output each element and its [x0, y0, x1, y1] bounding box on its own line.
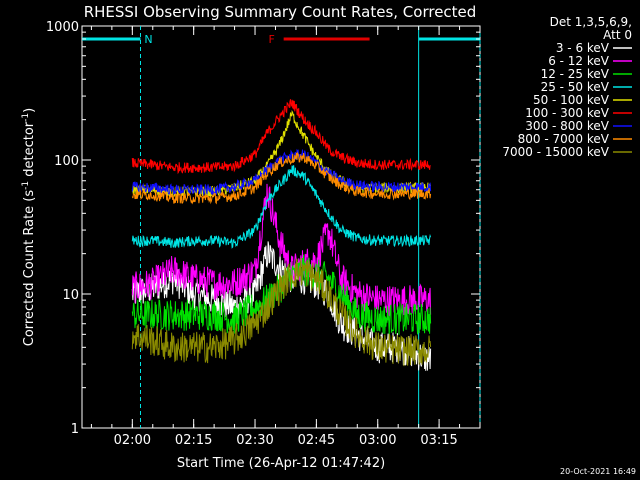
chart-title: RHESSI Observing Summary Count Rates, Co… — [84, 3, 477, 21]
legend-entry: 3 - 6 keV — [556, 41, 610, 55]
series-lines — [131, 99, 432, 371]
legend-header-1: Det 1,3,5,6,9, — [550, 15, 632, 29]
legend-entry: 50 - 100 keV — [533, 93, 610, 107]
x-tick-label: 03:15 — [420, 433, 457, 448]
timestamp: 20-Oct-2021 16:49 — [560, 467, 636, 476]
boundary-lines — [139, 26, 481, 428]
legend-entry: 800 - 7000 keV — [518, 132, 610, 146]
x-tick-label: 02:45 — [298, 433, 335, 448]
legend-entry: 12 - 25 keV — [541, 67, 610, 81]
axes: 02:00 02:15 02:30 02:45 03:00 03:15 1 10 100 1000 — [46, 20, 481, 448]
legend-entry: 6 - 12 keV — [548, 54, 610, 68]
y-tick-label: 100 — [54, 154, 79, 169]
series-line — [131, 165, 432, 249]
x-axis-label: Start Time (26-Apr-12 01:47:42) — [177, 456, 385, 471]
legend-entry: 25 - 50 keV — [541, 80, 610, 94]
series-line — [131, 183, 432, 317]
legend-entry: 7000 - 15000 keV — [502, 145, 609, 159]
series-line — [131, 257, 432, 367]
x-tick-label: 02:00 — [114, 433, 151, 448]
x-tick-label: 02:30 — [236, 433, 273, 448]
x-tick-label: 03:00 — [359, 433, 396, 448]
series-line — [131, 151, 432, 205]
series-line — [131, 99, 431, 175]
marker-label: F — [268, 33, 274, 46]
legend-header-2: Att 0 — [603, 28, 632, 42]
series-line — [131, 148, 432, 197]
y-tick-label: 1 — [71, 422, 79, 437]
y-axis-label: Corrected Count Rate (s-1 detector-1) — [21, 108, 37, 346]
marker-label: N — [144, 33, 152, 46]
legend-entry: 300 - 800 keV — [525, 119, 609, 133]
x-tick-label: 02:15 — [175, 433, 212, 448]
legend-entry: 100 - 300 keV — [525, 106, 609, 120]
plot-frame — [81, 25, 481, 429]
y-tick-label: 10 — [62, 288, 79, 303]
y-tick-label: 1000 — [46, 20, 79, 35]
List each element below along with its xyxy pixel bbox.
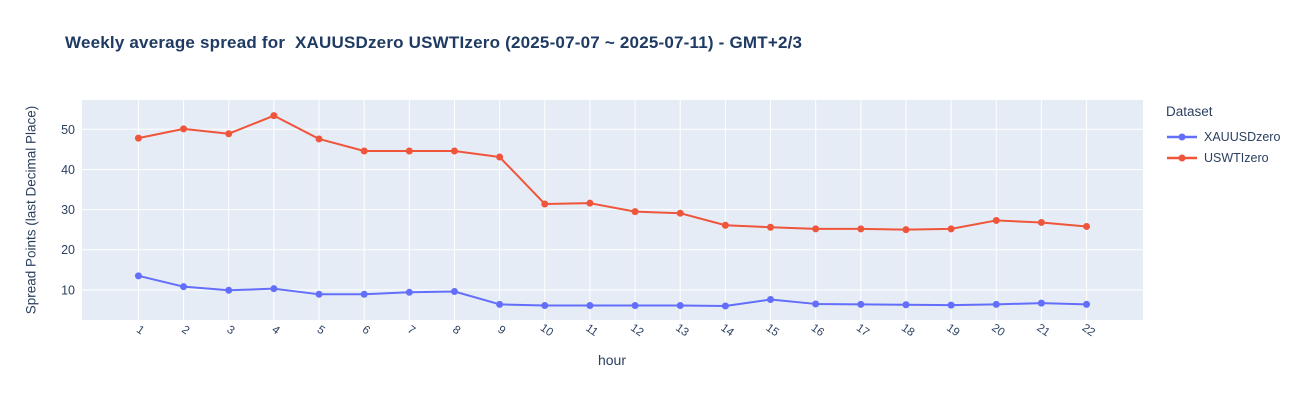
data-point-marker-XAUUSDzero [225, 286, 233, 294]
data-point-marker-XAUUSDzero [676, 302, 684, 310]
data-point-marker-USWTIzero [857, 225, 865, 233]
y-tick-label: 30 [61, 203, 75, 217]
data-point-marker-XAUUSDzero [812, 300, 820, 308]
data-point-marker-USWTIzero [992, 216, 1000, 224]
data-point-marker-XAUUSDzero [631, 302, 639, 310]
x-tick-label: 19 [944, 322, 961, 339]
y-axis-title: Spread Points (last Decimal Place) [23, 105, 39, 315]
data-point-marker-USWTIzero [586, 199, 594, 207]
legend-item-label: XAUUSDzero [1204, 129, 1281, 144]
legend: Dataset XAUUSDzero USWTIzero [1166, 104, 1280, 168]
data-point-marker-XAUUSDzero [180, 283, 188, 291]
data-point-marker-USWTIzero [947, 225, 955, 233]
x-tick-label: 16 [809, 322, 826, 339]
chart-title: Weekly average spread for XAUUSDzero USW… [65, 33, 803, 52]
legend-item-XAUUSDzero[interactable]: XAUUSDzero [1166, 126, 1280, 147]
data-point-marker-USWTIzero [767, 223, 775, 231]
data-point-marker-USWTIzero [270, 112, 278, 120]
legend-item-label: USWTIzero [1204, 150, 1269, 165]
data-point-marker-USWTIzero [721, 221, 729, 229]
data-point-marker-USWTIzero [902, 226, 910, 234]
x-tick-label: 20 [989, 322, 1006, 339]
x-tick-label: 6 [360, 324, 372, 338]
data-point-marker-USWTIzero [315, 135, 323, 143]
data-point-marker-XAUUSDzero [270, 285, 278, 293]
y-tick-label: 10 [61, 283, 75, 297]
x-tick-label: 8 [450, 324, 462, 338]
x-tick-label: 15 [764, 322, 781, 339]
data-point-marker-XAUUSDzero [360, 290, 368, 298]
series-line-XAUUSDzero [138, 274, 1087, 307]
x-axis-title: hour [597, 352, 627, 368]
x-tick-label: 14 [718, 322, 736, 340]
data-point-marker-USWTIzero [1083, 222, 1091, 230]
y-tick-label: 20 [61, 243, 75, 257]
x-tick-label: 21 [1034, 322, 1051, 339]
data-point-marker-XAUUSDzero [947, 301, 955, 309]
y-tick-label: 50 [61, 123, 75, 137]
data-point-marker-XAUUSDzero [496, 300, 504, 308]
x-tick-label: 11 [583, 322, 600, 339]
data-point-marker-XAUUSDzero [721, 302, 729, 310]
x-tick-label: 13 [673, 322, 690, 339]
data-point-marker-XAUUSDzero [405, 288, 413, 296]
x-tick-label: 10 [538, 322, 555, 339]
x-tick-label: 9 [495, 324, 507, 338]
legend-title: Dataset [1166, 104, 1213, 119]
x-tick-label: 4 [270, 324, 283, 338]
data-point-marker-XAUUSDzero [134, 272, 142, 280]
data-point-marker-XAUUSDzero [586, 302, 594, 310]
x-tick-label: 2 [179, 324, 191, 338]
data-point-marker-XAUUSDzero [1083, 300, 1091, 308]
x-tick-label: 18 [899, 322, 916, 339]
data-point-marker-USWTIzero [180, 125, 188, 133]
data-point-marker-USWTIzero [631, 208, 639, 216]
x-tick-label: 22 [1080, 322, 1097, 339]
x-tick-label: 1 [134, 324, 146, 338]
data-point-marker-USWTIzero [405, 147, 413, 155]
data-point-marker-XAUUSDzero [902, 301, 910, 309]
data-point-marker-USWTIzero [496, 153, 504, 161]
series-line-USWTIzero [138, 114, 1087, 231]
x-tick-label: 12 [628, 322, 645, 339]
legend-line-marker-icon [1167, 133, 1197, 140]
data-point-marker-XAUUSDzero [450, 287, 458, 295]
data-point-marker-USWTIzero [450, 147, 458, 155]
x-tick-label: 7 [405, 324, 417, 338]
legend-item-USWTIzero[interactable]: USWTIzero [1166, 147, 1280, 168]
data-point-marker-USWTIzero [812, 225, 820, 233]
x-tick-label: 17 [854, 322, 871, 339]
data-point-marker-USWTIzero [134, 134, 142, 142]
data-point-marker-XAUUSDzero [315, 290, 323, 298]
legend-line-marker-icon [1167, 154, 1197, 161]
data-point-marker-XAUUSDzero [857, 300, 865, 308]
data-point-marker-XAUUSDzero [1037, 299, 1045, 307]
data-point-marker-XAUUSDzero [541, 302, 549, 310]
data-point-marker-USWTIzero [1037, 218, 1045, 226]
data-point-marker-XAUUSDzero [767, 296, 775, 304]
data-point-marker-USWTIzero [225, 130, 233, 138]
data-point-marker-USWTIzero [541, 200, 549, 208]
data-point-marker-XAUUSDzero [992, 300, 1000, 308]
data-point-marker-USWTIzero [360, 147, 368, 155]
y-tick-label: 40 [61, 163, 75, 177]
x-tick-label: 3 [224, 324, 236, 338]
data-point-marker-USWTIzero [676, 209, 684, 217]
x-tick-label: 5 [315, 324, 327, 338]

> Short problem
Rename "legend-entry" to "legend-item" everywhere in the entries above, and give all the entries again with nothing else changed. Leave the pictures out.

> Solution for this problem
output each element and its [x0, y0, x1, y1] bounding box on its own line.
chart-title: RHESSI Observing Summary Count Rates, Co… — [84, 3, 477, 21]
legend-item: 3 - 6 keV — [556, 41, 610, 55]
series-lines — [131, 99, 432, 371]
legend-header-1: Det 1,3,5,6,9, — [550, 15, 632, 29]
legend-item: 50 - 100 keV — [533, 93, 610, 107]
x-tick-label: 03:15 — [420, 433, 457, 448]
timestamp: 20-Oct-2021 16:49 — [560, 467, 636, 476]
boundary-lines — [139, 26, 481, 428]
legend-item: 800 - 7000 keV — [518, 132, 610, 146]
x-tick-label: 02:45 — [298, 433, 335, 448]
legend-item: 12 - 25 keV — [541, 67, 610, 81]
axes: 02:00 02:15 02:30 02:45 03:00 03:15 1 10 100 1000 — [46, 20, 481, 448]
legend-item: 6 - 12 keV — [548, 54, 610, 68]
y-tick-label: 100 — [54, 154, 79, 169]
series-line — [131, 165, 432, 249]
x-axis-label: Start Time (26-Apr-12 01:47:42) — [177, 456, 385, 471]
legend-item: 25 - 50 keV — [541, 80, 610, 94]
series-line — [131, 183, 432, 317]
legend-item: 7000 - 15000 keV — [502, 145, 609, 159]
series-line — [131, 257, 432, 367]
x-tick-label: 02:00 — [114, 433, 151, 448]
x-tick-label: 02:30 — [236, 433, 273, 448]
x-tick-label: 03:00 — [359, 433, 396, 448]
series-line — [131, 151, 432, 205]
series-line — [131, 99, 431, 175]
marker-label: F — [268, 33, 274, 46]
legend-header-2: Att 0 — [603, 28, 632, 42]
series-line — [131, 148, 432, 197]
y-tick-label: 1 — [71, 422, 79, 437]
y-axis-label: Corrected Count Rate (s-1 detector-1) — [21, 108, 37, 346]
marker-label: N — [144, 33, 152, 46]
legend-item: 300 - 800 keV — [525, 119, 609, 133]
x-tick-label: 02:15 — [175, 433, 212, 448]
legend-item: 100 - 300 keV — [525, 106, 609, 120]
plot-frame — [81, 25, 481, 429]
y-tick-label: 10 — [62, 288, 79, 303]
y-tick-label: 1000 — [46, 20, 79, 35]
List each element below along with its xyxy pixel bbox.
data-point-marker-XAUUSDzero [225, 286, 233, 294]
data-point-marker-XAUUSDzero [676, 302, 684, 310]
data-point-marker-USWTIzero [857, 225, 865, 233]
y-tick-label: 30 [61, 203, 75, 217]
data-point-marker-XAUUSDzero [812, 300, 820, 308]
data-point-marker-USWTIzero [992, 216, 1000, 224]
data-point-marker-XAUUSDzero [631, 302, 639, 310]
x-tick-label: 19 [944, 322, 961, 339]
y-axis-title: Spread Points (last Decimal Place) [23, 105, 39, 315]
data-point-marker-USWTIzero [586, 199, 594, 207]
legend-item-label: XAUUSDzero [1204, 129, 1281, 144]
legend: Dataset XAUUSDzero USWTIzero [1166, 104, 1280, 168]
data-point-marker-XAUUSDzero [180, 283, 188, 291]
data-point-marker-USWTIzero [947, 225, 955, 233]
x-tick-label: 16 [809, 322, 826, 339]
chart-title: Weekly average spread for XAUUSDzero USW… [65, 33, 803, 52]
legend-item-XAUUSDzero[interactable]: XAUUSDzero [1166, 126, 1280, 147]
data-point-marker-USWTIzero [767, 223, 775, 231]
data-point-marker-USWTIzero [270, 112, 278, 120]
legend-item-label: USWTIzero [1204, 150, 1269, 165]
data-point-marker-USWTIzero [721, 221, 729, 229]
data-point-marker-USWTIzero [902, 226, 910, 234]
x-tick-label: 20 [989, 322, 1006, 339]
x-tick-label: 6 [360, 324, 372, 338]
data-point-marker-USWTIzero [315, 135, 323, 143]
data-point-marker-XAUUSDzero [270, 285, 278, 293]
y-tick-label: 10 [61, 283, 75, 297]
x-tick-label: 8 [450, 324, 462, 338]
x-tick-label: 15 [764, 322, 781, 339]
data-point-marker-XAUUSDzero [360, 290, 368, 298]
series-line-XAUUSDzero [138, 274, 1087, 307]
x-axis-title: hour [597, 352, 627, 368]
x-tick-label: 14 [718, 322, 736, 340]
data-point-marker-USWTIzero [1083, 222, 1091, 230]
y-tick-label: 20 [61, 243, 75, 257]
x-tick-label: 21 [1034, 322, 1051, 339]
data-point-marker-XAUUSDzero [947, 301, 955, 309]
y-tick-label: 50 [61, 123, 75, 137]
data-point-marker-XAUUSDzero [496, 300, 504, 308]
x-tick-label: 11 [583, 322, 600, 339]
data-point-marker-XAUUSDzero [721, 302, 729, 310]
x-tick-label: 13 [673, 322, 690, 339]
data-point-marker-XAUUSDzero [405, 288, 413, 296]
x-tick-label: 10 [538, 322, 555, 339]
x-tick-label: 9 [495, 324, 507, 338]
legend-title: Dataset [1166, 104, 1213, 119]
x-tick-label: 4 [270, 324, 283, 338]
data-point-marker-XAUUSDzero [134, 272, 142, 280]
data-point-marker-XAUUSDzero [586, 302, 594, 310]
x-tick-label: 2 [179, 324, 191, 338]
data-point-marker-XAUUSDzero [1083, 300, 1091, 308]
x-tick-label: 18 [899, 322, 916, 339]
data-point-marker-USWTIzero [180, 125, 188, 133]
data-point-marker-USWTIzero [631, 208, 639, 216]
x-tick-label: 22 [1080, 322, 1097, 339]
x-tick-label: 1 [134, 324, 146, 338]
data-point-marker-USWTIzero [405, 147, 413, 155]
data-point-marker-XAUUSDzero [902, 301, 910, 309]
data-point-marker-USWTIzero [496, 153, 504, 161]
series-line-USWTIzero [138, 114, 1087, 231]
x-tick-label: 12 [628, 322, 645, 339]
legend-line-marker-icon [1167, 133, 1197, 140]
data-point-marker-XAUUSDzero [450, 287, 458, 295]
data-point-marker-USWTIzero [450, 147, 458, 155]
x-tick-label: 7 [405, 324, 417, 338]
legend-item-USWTIzero[interactable]: USWTIzero [1166, 147, 1280, 168]
data-point-marker-USWTIzero [812, 225, 820, 233]
x-tick-label: 17 [854, 322, 871, 339]
data-point-marker-USWTIzero [134, 134, 142, 142]
data-point-marker-XAUUSDzero [315, 290, 323, 298]
legend-line-marker-icon [1167, 154, 1197, 161]
data-point-marker-XAUUSDzero [857, 300, 865, 308]
data-point-marker-XAUUSDzero [1037, 299, 1045, 307]
data-point-marker-XAUUSDzero [541, 302, 549, 310]
data-point-marker-USWTIzero [1037, 218, 1045, 226]
data-point-marker-XAUUSDzero [767, 296, 775, 304]
data-point-marker-USWTIzero [225, 130, 233, 138]
data-point-marker-USWTIzero [541, 200, 549, 208]
data-point-marker-XAUUSDzero [992, 300, 1000, 308]
data-point-marker-USWTIzero [360, 147, 368, 155]
y-tick-label: 40 [61, 163, 75, 177]
x-tick-label: 3 [224, 324, 236, 338]
data-point-marker-USWTIzero [676, 209, 684, 217]
x-tick-label: 5 [315, 324, 327, 338]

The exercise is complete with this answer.